+++ Working data

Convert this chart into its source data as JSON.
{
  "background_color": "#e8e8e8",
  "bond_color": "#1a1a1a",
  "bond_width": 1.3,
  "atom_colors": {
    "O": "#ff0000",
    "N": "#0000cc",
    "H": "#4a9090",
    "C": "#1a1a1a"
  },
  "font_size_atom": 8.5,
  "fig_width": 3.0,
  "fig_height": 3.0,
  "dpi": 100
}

++++++

Write out the full set of records exactly as given.

Convert this chart into its source data as JSON.
{
  "background_color": "#e8e8e8",
  "bond_color": "#1a1a1a",
  "bond_width": 1.3,
  "atom_colors": {
    "O": "#ff0000",
    "N": "#0000cc",
    "H": "#4a9090",
    "C": "#1a1a1a"
  },
  "font_size_atom": 8.5,
  "fig_width": 3.0,
  "fig_height": 3.0,
  "dpi": 100
}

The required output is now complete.